### Data excerpts
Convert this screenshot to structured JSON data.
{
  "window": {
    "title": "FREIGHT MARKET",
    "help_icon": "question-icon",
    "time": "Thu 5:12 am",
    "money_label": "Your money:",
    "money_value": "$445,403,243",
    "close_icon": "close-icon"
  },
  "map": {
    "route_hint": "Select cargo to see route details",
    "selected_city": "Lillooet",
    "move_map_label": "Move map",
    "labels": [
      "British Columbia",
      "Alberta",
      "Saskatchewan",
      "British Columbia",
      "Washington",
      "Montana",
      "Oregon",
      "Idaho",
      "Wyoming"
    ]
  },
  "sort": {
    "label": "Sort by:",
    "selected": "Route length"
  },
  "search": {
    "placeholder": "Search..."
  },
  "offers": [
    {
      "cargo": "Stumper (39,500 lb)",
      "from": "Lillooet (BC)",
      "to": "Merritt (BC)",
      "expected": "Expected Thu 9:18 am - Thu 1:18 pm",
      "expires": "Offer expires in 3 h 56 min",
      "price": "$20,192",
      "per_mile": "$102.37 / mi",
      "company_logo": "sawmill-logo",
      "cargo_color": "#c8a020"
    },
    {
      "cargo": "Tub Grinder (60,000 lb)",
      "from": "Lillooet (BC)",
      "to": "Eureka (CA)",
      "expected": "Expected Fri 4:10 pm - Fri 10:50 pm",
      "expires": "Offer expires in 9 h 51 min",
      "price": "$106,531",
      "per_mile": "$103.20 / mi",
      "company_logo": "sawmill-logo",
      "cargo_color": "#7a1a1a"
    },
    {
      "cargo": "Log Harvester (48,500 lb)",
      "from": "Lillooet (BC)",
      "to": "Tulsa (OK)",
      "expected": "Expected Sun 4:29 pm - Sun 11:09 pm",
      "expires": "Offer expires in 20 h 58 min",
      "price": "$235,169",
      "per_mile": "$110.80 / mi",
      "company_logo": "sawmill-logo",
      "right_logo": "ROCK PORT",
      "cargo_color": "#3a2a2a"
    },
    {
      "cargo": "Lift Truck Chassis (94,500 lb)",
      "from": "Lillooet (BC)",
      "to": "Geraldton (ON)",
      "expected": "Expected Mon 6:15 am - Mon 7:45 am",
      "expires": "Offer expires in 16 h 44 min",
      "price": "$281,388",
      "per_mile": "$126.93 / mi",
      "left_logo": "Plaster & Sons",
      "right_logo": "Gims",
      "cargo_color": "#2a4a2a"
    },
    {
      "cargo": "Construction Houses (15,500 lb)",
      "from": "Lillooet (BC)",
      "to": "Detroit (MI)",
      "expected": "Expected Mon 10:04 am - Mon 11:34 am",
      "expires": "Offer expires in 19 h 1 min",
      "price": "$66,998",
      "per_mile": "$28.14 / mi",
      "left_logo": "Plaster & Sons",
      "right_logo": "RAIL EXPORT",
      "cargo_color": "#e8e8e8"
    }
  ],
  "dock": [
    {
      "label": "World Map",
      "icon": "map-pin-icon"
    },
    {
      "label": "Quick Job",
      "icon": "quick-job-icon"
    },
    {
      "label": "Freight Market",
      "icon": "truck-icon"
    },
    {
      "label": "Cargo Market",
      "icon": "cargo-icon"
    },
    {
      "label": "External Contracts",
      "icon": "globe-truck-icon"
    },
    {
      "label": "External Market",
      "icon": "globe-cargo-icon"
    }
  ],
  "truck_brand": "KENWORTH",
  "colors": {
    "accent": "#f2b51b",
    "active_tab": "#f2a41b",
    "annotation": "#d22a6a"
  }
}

### Required work
Reproduce the data in its entirety, matching each character.

### Complete output
Convert this screenshot to structured JSON data.
{
  "window": {
    "title": "FREIGHT MARKET",
    "help_icon": "question-icon",
    "time": "Thu 5:12 am",
    "money_label": "Your money:",
    "money_value": "$445,403,243",
    "close_icon": "close-icon"
  },
  "map": {
    "route_hint": "Select cargo to see route details",
    "selected_city": "Lillooet",
    "move_map_label": "Move map",
    "labels": [
      "British Columbia",
      "Alberta",
      "Saskatchewan",
      "British Columbia",
      "Washington",
      "Montana",
      "Oregon",
      "Idaho",
      "Wyoming"
    ]
  },
  "sort": {
    "label": "Sort by:",
    "selected": "Route length"
  },
  "search": {
    "placeholder": "Search..."
  },
  "offers": [
    {
      "cargo": "Stumper (39,500 lb)",
      "from": "Lillooet (BC)",
      "to": "Merritt (BC)",
      "expected": "Expected Thu 9:18 am - Thu 1:18 pm",
      "expires": "Offer expires in 3 h 56 min",
      "price": "$20,192",
      "per_mile": "$102.37 / mi",
      "company_logo": "sawmill-logo",
      "cargo_color": "#c8a020"
    },
    {
      "cargo": "Tub Grinder (60,000 lb)",
      "from": "Lillooet (BC)",
      "to": "Eureka (CA)",
      "expected": "Expected Fri 4:10 pm - Fri 10:50 pm",
      "expires": "Offer expires in 9 h 51 min",
      "price": "$106,531",
      "per_mile": "$103.20 / mi",
      "company_logo": "sawmill-logo",
      "cargo_color": "#7a1a1a"
    },
    {
      "cargo": "Log Harvester (48,500 lb)",
      "from": "Lillooet (BC)",
      "to": "Tulsa (OK)",
      "expected": "Expected Sun 4:29 pm - Sun 11:09 pm",
      "expires": "Offer expires in 20 h 58 min",
      "price": "$235,169",
      "per_mile": "$110.80 / mi",
      "company_logo": "sawmill-logo",
      "right_logo": "ROCK PORT",
      "cargo_color": "#3a2a2a"
    },
    {
      "cargo": "Lift Truck Chassis (94,500 lb)",
      "from": "Lillooet (BC)",
      "to": "Geraldton (ON)",
      "expected": "Expected Mon 6:15 am - Mon 7:45 am",
      "expires": "Offer expires in 16 h 44 min",
      "price": "$281,388",
      "per_mile": "$126.93 / mi",
      "left_logo": "Plaster & Sons",
      "right_logo": "Gims",
      "cargo_color": "#2a4a2a"
    },
    {
      "cargo": "Construction Houses (15,500 lb)",
      "from": "Lillooet (BC)",
      "to": "Detroit (MI)",
      "expected": "Expected Mon 10:04 am - Mon 11:34 am",
      "expires": "Offer expires in 19 h 1 min",
      "price": "$66,998",
      "per_mile": "$28.14 / mi",
      "left_logo": "Plaster & Sons",
      "right_logo": "RAIL EXPORT",
      "cargo_color": "#e8e8e8"
    }
  ],
  "dock": [
    {
      "label": "World Map",
      "icon": "map-pin-icon"
    },
    {
      "label": "Quick Job",
      "icon": "quick-job-icon"
    },
    {
      "label": "Freight Market",
      "icon": "truck-icon"
    },
    {
      "label": "Cargo Market",
      "icon": "cargo-icon"
    },
    {
      "label": "External Contracts",
      "icon": "globe-truck-icon"
    },
    {
      "label": "External Market",
      "icon": "globe-cargo-icon"
    }
  ],
  "truck_brand": "KENWORTH",
  "colors": {
    "accent": "#f2b51b",
    "active_tab": "#f2a41b",
    "annotation": "#d22a6a"
  }
}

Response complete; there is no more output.